Task statement
Extract each line of the data below exactly as written.

Extracted material
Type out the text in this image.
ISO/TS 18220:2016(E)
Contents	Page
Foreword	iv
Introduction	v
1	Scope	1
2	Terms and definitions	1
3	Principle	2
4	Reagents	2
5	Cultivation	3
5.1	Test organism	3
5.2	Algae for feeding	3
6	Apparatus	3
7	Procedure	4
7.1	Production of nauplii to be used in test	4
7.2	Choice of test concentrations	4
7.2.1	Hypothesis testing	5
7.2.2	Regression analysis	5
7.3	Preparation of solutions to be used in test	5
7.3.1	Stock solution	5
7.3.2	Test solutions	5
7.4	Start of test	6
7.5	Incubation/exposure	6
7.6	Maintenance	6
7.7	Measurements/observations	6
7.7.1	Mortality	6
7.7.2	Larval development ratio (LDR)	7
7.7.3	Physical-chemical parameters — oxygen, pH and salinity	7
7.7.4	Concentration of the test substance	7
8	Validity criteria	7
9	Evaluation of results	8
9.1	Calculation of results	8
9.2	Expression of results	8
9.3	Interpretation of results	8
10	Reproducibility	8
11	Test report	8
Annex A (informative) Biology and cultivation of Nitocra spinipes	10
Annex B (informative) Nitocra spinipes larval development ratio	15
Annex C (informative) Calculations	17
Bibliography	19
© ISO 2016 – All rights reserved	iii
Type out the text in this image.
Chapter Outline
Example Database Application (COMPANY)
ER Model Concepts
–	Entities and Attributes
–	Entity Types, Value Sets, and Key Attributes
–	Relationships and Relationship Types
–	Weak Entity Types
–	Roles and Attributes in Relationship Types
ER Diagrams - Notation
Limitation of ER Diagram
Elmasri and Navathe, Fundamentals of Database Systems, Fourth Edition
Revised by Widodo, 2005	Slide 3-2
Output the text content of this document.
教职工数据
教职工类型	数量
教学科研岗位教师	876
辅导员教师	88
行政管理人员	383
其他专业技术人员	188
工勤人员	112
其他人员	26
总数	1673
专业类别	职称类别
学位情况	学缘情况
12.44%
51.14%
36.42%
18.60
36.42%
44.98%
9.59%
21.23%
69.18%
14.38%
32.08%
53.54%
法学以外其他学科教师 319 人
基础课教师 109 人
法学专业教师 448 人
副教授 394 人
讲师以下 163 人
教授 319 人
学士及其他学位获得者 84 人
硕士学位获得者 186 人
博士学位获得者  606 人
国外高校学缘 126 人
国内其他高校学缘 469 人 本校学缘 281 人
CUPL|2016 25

Exercise output
Type out the text in this image.
ISO/TS 18220:2016(E)
Contents	Page
Foreword	iv
Introduction	v
1	Scope	1
2	Terms and definitions	1
3	Principle	2
4	Reagents	2
5	Cultivation	3
5.1	Test organism	3
5.2	Algae for feeding	3
6	Apparatus	3
7	Procedure	4
7.1	Production of nauplii to be used in test	4
7.2	Choice of test concentrations	4
7.2.1	Hypothesis testing	5
7.2.2	Regression analysis	5
7.3	Preparation of solutions to be used in test	5
7.3.1	Stock solution	5
7.3.2	Test solutions	5
7.4	Start of test	6
7.5	Incubation/exposure	6
7.6	Maintenance	6
7.7	Measurements/observations	6
7.7.1	Mortality	6
7.7.2	Larval development ratio (LDR)	7
7.7.3	Physical-chemical parameters — oxygen, pH and salinity	7
7.7.4	Concentration of the test substance	7
8	Validity criteria	7
9	Evaluation of results	8
9.1	Calculation of results	8
9.2	Expression of results	8
9.3	Interpretation of results	8
10	Reproducibility	8
11	Test report	8
Annex A (informative) Biology and cultivation of Nitocra spinipes	10
Annex B (informative) Nitocra spinipes larval development ratio	15
Annex C (informative) Calculations	17
Bibliography	19
© ISO 2016 – All rights reserved	iii
Type out the text in this image.
Chapter Outline
Example Database Application (COMPANY)
ER Model Concepts
–	Entities and Attributes
–	Entity Types, Value Sets, and Key Attributes
–	Relationships and Relationship Types
–	Weak Entity Types
–	Roles and Attributes in Relationship Types
ER Diagrams - Notation
Limitation of ER Diagram
Elmasri and Navathe, Fundamentals of Database Systems, Fourth Edition
Revised by Widodo, 2005	Slide 3-2
Output the text content of this document.
教职工数据
教职工类型	数量
教学科研岗位教师	876
辅导员教师	88
行政管理人员	383
其他专业技术人员	188
工勤人员	112
其他人员	26
总数	1673
专业类别	职称类别
学位情况	学缘情况
12.44%
51.14%
36.42%
18.60
36.42%
44.98%
9.59%
21.23%
69.18%
14.38%
32.08%
53.54%
法学以外其他学科教师 319 人
基础课教师 109 人
法学专业教师 448 人
副教授 394 人
讲师以下 163 人
教授 319 人
学士及其他学位获得者 84 人
硕士学位获得者 186 人
博士学位获得者  606 人
国外高校学缘 126 人
国内其他高校学缘 469 人 本校学缘 281 人
CUPL|2016 25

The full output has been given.